▶ [Explore the material]
1. Reproduce a passage of the survey text below word for word. Begin at the words "3.4 Knowledge of" and stop after "awareness (Fig. 2B).".
2. From the survey text below, list every clinical sign or symptom of meningioma that physicians were asked to identify.

▶ [Text shown]
+ + +
3.4 Knowledge of Updated Safety Information for CPA Monotherapy

Across all countries, 43% of physicians correctly identified that a special warning and precaution about meningioma on the prescribing label for CPA monotherapy was updated in 2020. Those in France (63%) and Germany (50%) were most aware of this change (Fig. 2A). The proportion of physicians who reported they did not know what special warning and precaution was added ranged from 21% in France to 49% in Poland. Physicians specializing in gynecology (62%) and endocrinology (60%) had the highest awareness of the changes in the label regarding meningioma with use of CPA monotherapy; oncologists (30%) had the lowest awareness (Fig. 2B).

Fig. 2figure 2

Knowledge of CPA monotherapy warning label. Responses to “What special warning and precaution was recently added in 2020 to the prescribing label for CPA monotherapy?” (N = 613). A By country. B By specialty. *Correct response is marked with an asterisk

3.5 Knowledge of Meningioma

Physicians were asked to identify clinical signs and symptoms of meningioma from a list of seven signs and symptoms, all of which were correct (Fig. 3). The list included the following, with the overall percentage of physicians selecting each in parentheses: headaches that worsen with time (92%), changes in vision (90%), seizures (84%), hearing loss or ringing in the ears (82%), loss of smell (81%), memory loss (73%), and weakness in extremities (72%). Overall, physicians’ knowledge of the clinical signs and symptoms of meningioma was high, with 98% of physicians correctly selecting at least one response and 66% of physicians correctly identifying all seven responses. Knowledge of the signs of meningioma was highest in Poland, where 100% of physicians selected at least one correct answer and 80% correctly identified all seven signs and symptoms (Fig. 3A). By physician specialty, dermatologists had the highest proportion who identified all seven signs and symptoms (78%), followed by psychiatrists (73%), oncologists (71%), general practitioners (67%), gynecologists (58%), and endocrinologists (50%) (Fig. 3B).
+ + +
▶ [Record extracts]
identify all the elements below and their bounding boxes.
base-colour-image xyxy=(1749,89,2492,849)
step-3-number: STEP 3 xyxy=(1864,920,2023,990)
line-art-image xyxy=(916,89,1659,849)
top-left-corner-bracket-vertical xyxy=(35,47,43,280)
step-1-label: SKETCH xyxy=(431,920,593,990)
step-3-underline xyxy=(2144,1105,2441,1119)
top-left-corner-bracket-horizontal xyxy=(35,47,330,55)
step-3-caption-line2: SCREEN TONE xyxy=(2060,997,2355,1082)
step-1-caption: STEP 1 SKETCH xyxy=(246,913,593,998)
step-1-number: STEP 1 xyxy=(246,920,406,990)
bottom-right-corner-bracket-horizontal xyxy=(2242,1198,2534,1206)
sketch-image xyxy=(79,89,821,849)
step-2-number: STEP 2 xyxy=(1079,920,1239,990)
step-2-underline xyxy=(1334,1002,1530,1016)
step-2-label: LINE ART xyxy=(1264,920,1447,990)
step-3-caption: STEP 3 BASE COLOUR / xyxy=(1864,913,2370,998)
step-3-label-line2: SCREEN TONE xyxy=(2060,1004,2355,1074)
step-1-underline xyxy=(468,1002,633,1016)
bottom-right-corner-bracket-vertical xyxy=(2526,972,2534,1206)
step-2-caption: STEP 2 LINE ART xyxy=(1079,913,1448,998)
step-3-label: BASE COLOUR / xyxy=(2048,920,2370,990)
+ + +
▶ [Answer list]
1.
3.4 Knowledge of Updated Safety Information for CPA Monotherapy

Across all countries, 43% of physicians correctly identified that a special warning and precaution about meningioma on the prescribing label for CPA monotherapy was updated in 2020. Those in France (63%) and Germany (50%) were most aware of this change (Fig. 2A). The proportion of physicians who reported they did not know what special warning and precaution was added ranged from 21% in France to 49% in Poland. Physicians specializing in gynecology (62%) and endocrinology (60%) had the highest awareness of the changes in the label regarding meningioma with use of CPA monotherapy; oncologists (30%) had the lowest awareness (Fig. 2B).

2.
- headaches that worsen with time
- changes in vision
- seizures
- hearing loss or ringing in the ears
- loss of smell
- memory loss
- weakness in extremities